SET PROBLEM:
Every record must be transcribed in its entirety, apart from the images, which are to be omitted.

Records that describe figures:
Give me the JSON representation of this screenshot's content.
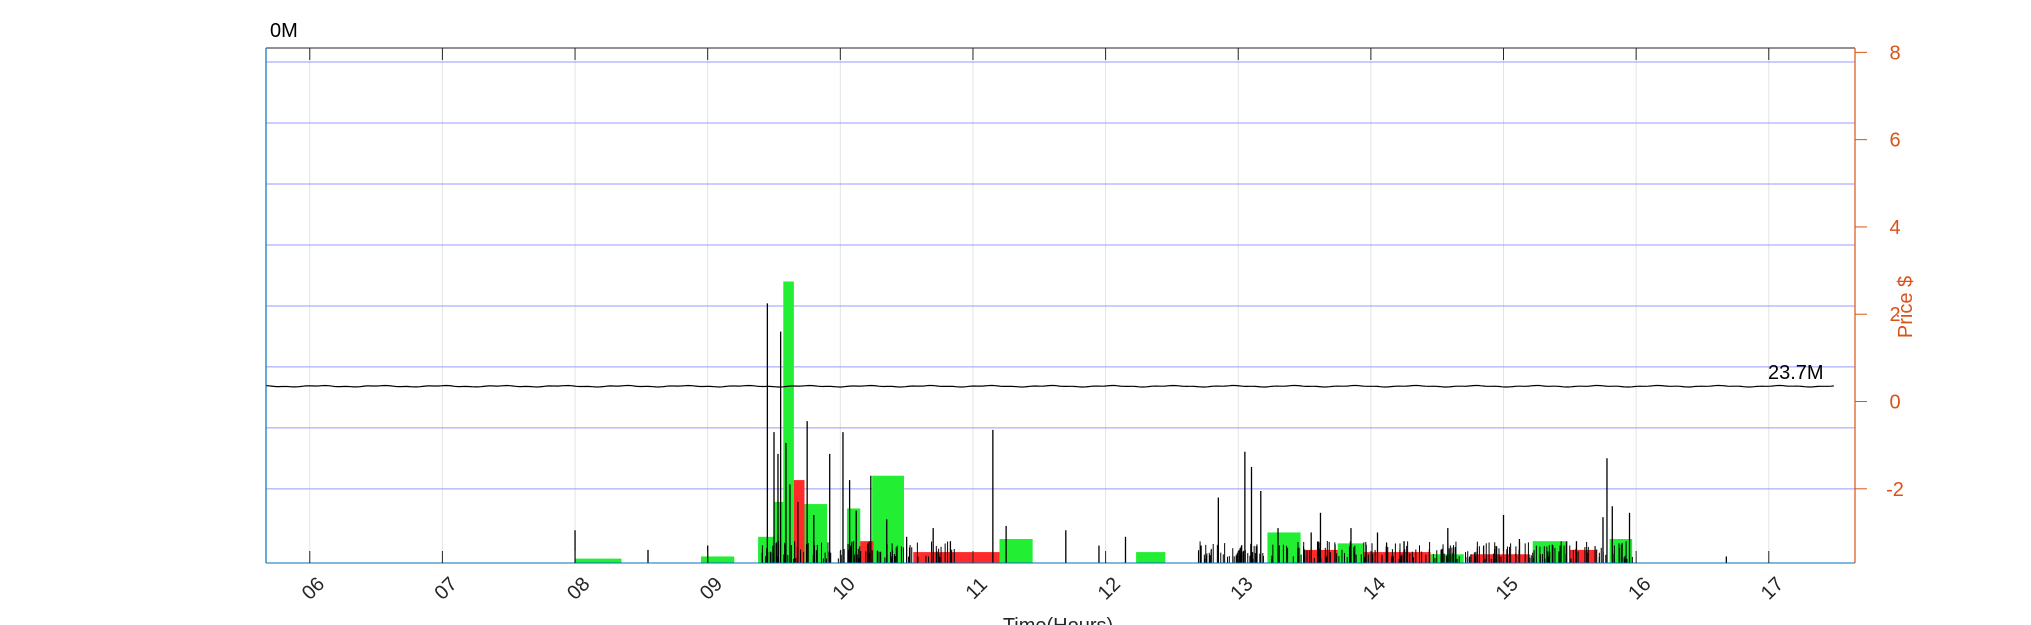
{
  "chart_data": {
    "type": "bar",
    "xlabel": "Time(Hours)",
    "ylabel_right": "Price $",
    "top_left_label": "0M",
    "line_end_label": "23.7M",
    "x_ticks": [
      "06",
      "07",
      "08",
      "09",
      "10",
      "11",
      "12",
      "13",
      "14",
      "15",
      "16",
      "17"
    ],
    "x_range_hours": [
      5.67,
      17.65
    ],
    "y_right_ticks": [
      -2,
      0,
      2,
      4,
      6,
      8
    ],
    "y_right_range": [
      -3.7,
      8.1
    ],
    "grid": true,
    "price_line": {
      "name": "price",
      "value_approx": 0.35,
      "start_hour": 5.67,
      "end_hour": 17.5
    },
    "green_bars": [
      {
        "x0": 8.0,
        "x1": 8.35,
        "v": -3.6
      },
      {
        "x0": 8.95,
        "x1": 9.2,
        "v": -3.55
      },
      {
        "x0": 9.38,
        "x1": 9.5,
        "v": -3.1
      },
      {
        "x0": 9.5,
        "x1": 9.57,
        "v": -2.3
      },
      {
        "x0": 9.57,
        "x1": 9.65,
        "v": 2.75
      },
      {
        "x0": 9.73,
        "x1": 9.9,
        "v": -2.35
      },
      {
        "x0": 10.05,
        "x1": 10.15,
        "v": -2.45
      },
      {
        "x0": 10.24,
        "x1": 10.48,
        "v": -1.7
      },
      {
        "x0": 11.2,
        "x1": 11.45,
        "v": -3.15
      },
      {
        "x0": 12.23,
        "x1": 12.45,
        "v": -3.45
      },
      {
        "x0": 13.22,
        "x1": 13.47,
        "v": -3.0
      },
      {
        "x0": 13.75,
        "x1": 13.95,
        "v": -3.25
      },
      {
        "x0": 14.45,
        "x1": 14.7,
        "v": -3.5
      },
      {
        "x0": 15.22,
        "x1": 15.47,
        "v": -3.2
      },
      {
        "x0": 15.8,
        "x1": 15.97,
        "v": -3.15
      }
    ],
    "red_bars": [
      {
        "x0": 8.25,
        "x1": 8.45,
        "v": -3.75
      },
      {
        "x0": 9.65,
        "x1": 9.73,
        "v": -1.8
      },
      {
        "x0": 10.15,
        "x1": 10.25,
        "v": -3.2
      },
      {
        "x0": 10.55,
        "x1": 11.2,
        "v": -3.45
      },
      {
        "x0": 11.5,
        "x1": 11.72,
        "v": -3.75
      },
      {
        "x0": 13.5,
        "x1": 13.75,
        "v": -3.4
      },
      {
        "x0": 13.95,
        "x1": 14.45,
        "v": -3.45
      },
      {
        "x0": 14.75,
        "x1": 15.2,
        "v": -3.5
      },
      {
        "x0": 15.5,
        "x1": 15.7,
        "v": -3.4
      }
    ],
    "volume_spikes": [
      {
        "x": 8.0,
        "v": -2.95
      },
      {
        "x": 8.55,
        "v": -3.4
      },
      {
        "x": 9.0,
        "v": -3.3
      },
      {
        "x": 9.45,
        "v": 2.25
      },
      {
        "x": 9.5,
        "v": -0.7
      },
      {
        "x": 9.55,
        "v": 1.6
      },
      {
        "x": 9.53,
        "v": -1.2
      },
      {
        "x": 9.59,
        "v": -0.95
      },
      {
        "x": 9.62,
        "v": -1.9
      },
      {
        "x": 9.75,
        "v": -0.45
      },
      {
        "x": 9.68,
        "v": -2.3
      },
      {
        "x": 9.8,
        "v": -2.6
      },
      {
        "x": 9.92,
        "v": -1.2
      },
      {
        "x": 10.02,
        "v": -0.7
      },
      {
        "x": 10.07,
        "v": -1.8
      },
      {
        "x": 10.12,
        "v": -2.5
      },
      {
        "x": 10.23,
        "v": -1.7
      },
      {
        "x": 10.35,
        "v": -2.7
      },
      {
        "x": 10.5,
        "v": -3.1
      },
      {
        "x": 10.7,
        "v": -2.9
      },
      {
        "x": 10.83,
        "v": -3.2
      },
      {
        "x": 11.15,
        "v": -0.65
      },
      {
        "x": 11.25,
        "v": -2.85
      },
      {
        "x": 11.7,
        "v": -2.95
      },
      {
        "x": 11.95,
        "v": -3.3
      },
      {
        "x": 12.15,
        "v": -3.1
      },
      {
        "x": 12.72,
        "v": -3.3
      },
      {
        "x": 12.85,
        "v": -2.2
      },
      {
        "x": 13.05,
        "v": -1.15
      },
      {
        "x": 13.1,
        "v": -1.5
      },
      {
        "x": 13.17,
        "v": -2.05
      },
      {
        "x": 13.3,
        "v": -2.9
      },
      {
        "x": 13.55,
        "v": -3.0
      },
      {
        "x": 13.62,
        "v": -2.55
      },
      {
        "x": 13.85,
        "v": -2.9
      },
      {
        "x": 14.05,
        "v": -3.0
      },
      {
        "x": 14.25,
        "v": -3.2
      },
      {
        "x": 14.58,
        "v": -2.9
      },
      {
        "x": 14.85,
        "v": -3.3
      },
      {
        "x": 15.0,
        "v": -2.6
      },
      {
        "x": 15.12,
        "v": -3.15
      },
      {
        "x": 15.55,
        "v": -3.2
      },
      {
        "x": 15.75,
        "v": -2.65
      },
      {
        "x": 15.78,
        "v": -1.3
      },
      {
        "x": 15.82,
        "v": -2.4
      },
      {
        "x": 15.95,
        "v": -2.55
      },
      {
        "x": 16.68,
        "v": -3.55
      }
    ]
  }
}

FINISHED EXERCISE:
Give me the JSON representation of this screenshot's content.
{
  "chart_data": {
    "type": "bar",
    "xlabel": "Time(Hours)",
    "ylabel_right": "Price $",
    "top_left_label": "0M",
    "line_end_label": "23.7M",
    "x_ticks": [
      "06",
      "07",
      "08",
      "09",
      "10",
      "11",
      "12",
      "13",
      "14",
      "15",
      "16",
      "17"
    ],
    "x_range_hours": [
      5.67,
      17.65
    ],
    "y_right_ticks": [
      -2,
      0,
      2,
      4,
      6,
      8
    ],
    "y_right_range": [
      -3.7,
      8.1
    ],
    "grid": true,
    "price_line": {
      "name": "price",
      "value_approx": 0.35,
      "start_hour": 5.67,
      "end_hour": 17.5
    },
    "green_bars": [
      {
        "x0": 8.0,
        "x1": 8.35,
        "v": -3.6
      },
      {
        "x0": 8.95,
        "x1": 9.2,
        "v": -3.55
      },
      {
        "x0": 9.38,
        "x1": 9.5,
        "v": -3.1
      },
      {
        "x0": 9.5,
        "x1": 9.57,
        "v": -2.3
      },
      {
        "x0": 9.57,
        "x1": 9.65,
        "v": 2.75
      },
      {
        "x0": 9.73,
        "x1": 9.9,
        "v": -2.35
      },
      {
        "x0": 10.05,
        "x1": 10.15,
        "v": -2.45
      },
      {
        "x0": 10.24,
        "x1": 10.48,
        "v": -1.7
      },
      {
        "x0": 11.2,
        "x1": 11.45,
        "v": -3.15
      },
      {
        "x0": 12.23,
        "x1": 12.45,
        "v": -3.45
      },
      {
        "x0": 13.22,
        "x1": 13.47,
        "v": -3.0
      },
      {
        "x0": 13.75,
        "x1": 13.95,
        "v": -3.25
      },
      {
        "x0": 14.45,
        "x1": 14.7,
        "v": -3.5
      },
      {
        "x0": 15.22,
        "x1": 15.47,
        "v": -3.2
      },
      {
        "x0": 15.8,
        "x1": 15.97,
        "v": -3.15
      }
    ],
    "red_bars": [
      {
        "x0": 8.25,
        "x1": 8.45,
        "v": -3.75
      },
      {
        "x0": 9.65,
        "x1": 9.73,
        "v": -1.8
      },
      {
        "x0": 10.15,
        "x1": 10.25,
        "v": -3.2
      },
      {
        "x0": 10.55,
        "x1": 11.2,
        "v": -3.45
      },
      {
        "x0": 11.5,
        "x1": 11.72,
        "v": -3.75
      },
      {
        "x0": 13.5,
        "x1": 13.75,
        "v": -3.4
      },
      {
        "x0": 13.95,
        "x1": 14.45,
        "v": -3.45
      },
      {
        "x0": 14.75,
        "x1": 15.2,
        "v": -3.5
      },
      {
        "x0": 15.5,
        "x1": 15.7,
        "v": -3.4
      }
    ],
    "volume_spikes": [
      {
        "x": 8.0,
        "v": -2.95
      },
      {
        "x": 8.55,
        "v": -3.4
      },
      {
        "x": 9.0,
        "v": -3.3
      },
      {
        "x": 9.45,
        "v": 2.25
      },
      {
        "x": 9.5,
        "v": -0.7
      },
      {
        "x": 9.55,
        "v": 1.6
      },
      {
        "x": 9.53,
        "v": -1.2
      },
      {
        "x": 9.59,
        "v": -0.95
      },
      {
        "x": 9.62,
        "v": -1.9
      },
      {
        "x": 9.75,
        "v": -0.45
      },
      {
        "x": 9.68,
        "v": -2.3
      },
      {
        "x": 9.8,
        "v": -2.6
      },
      {
        "x": 9.92,
        "v": -1.2
      },
      {
        "x": 10.02,
        "v": -0.7
      },
      {
        "x": 10.07,
        "v": -1.8
      },
      {
        "x": 10.12,
        "v": -2.5
      },
      {
        "x": 10.23,
        "v": -1.7
      },
      {
        "x": 10.35,
        "v": -2.7
      },
      {
        "x": 10.5,
        "v": -3.1
      },
      {
        "x": 10.7,
        "v": -2.9
      },
      {
        "x": 10.83,
        "v": -3.2
      },
      {
        "x": 11.15,
        "v": -0.65
      },
      {
        "x": 11.25,
        "v": -2.85
      },
      {
        "x": 11.7,
        "v": -2.95
      },
      {
        "x": 11.95,
        "v": -3.3
      },
      {
        "x": 12.15,
        "v": -3.1
      },
      {
        "x": 12.72,
        "v": -3.3
      },
      {
        "x": 12.85,
        "v": -2.2
      },
      {
        "x": 13.05,
        "v": -1.15
      },
      {
        "x": 13.1,
        "v": -1.5
      },
      {
        "x": 13.17,
        "v": -2.05
      },
      {
        "x": 13.3,
        "v": -2.9
      },
      {
        "x": 13.55,
        "v": -3.0
      },
      {
        "x": 13.62,
        "v": -2.55
      },
      {
        "x": 13.85,
        "v": -2.9
      },
      {
        "x": 14.05,
        "v": -3.0
      },
      {
        "x": 14.25,
        "v": -3.2
      },
      {
        "x": 14.58,
        "v": -2.9
      },
      {
        "x": 14.85,
        "v": -3.3
      },
      {
        "x": 15.0,
        "v": -2.6
      },
      {
        "x": 15.12,
        "v": -3.15
      },
      {
        "x": 15.55,
        "v": -3.2
      },
      {
        "x": 15.75,
        "v": -2.65
      },
      {
        "x": 15.78,
        "v": -1.3
      },
      {
        "x": 15.82,
        "v": -2.4
      },
      {
        "x": 15.95,
        "v": -2.55
      },
      {
        "x": 16.68,
        "v": -3.55
      }
    ]
  }
}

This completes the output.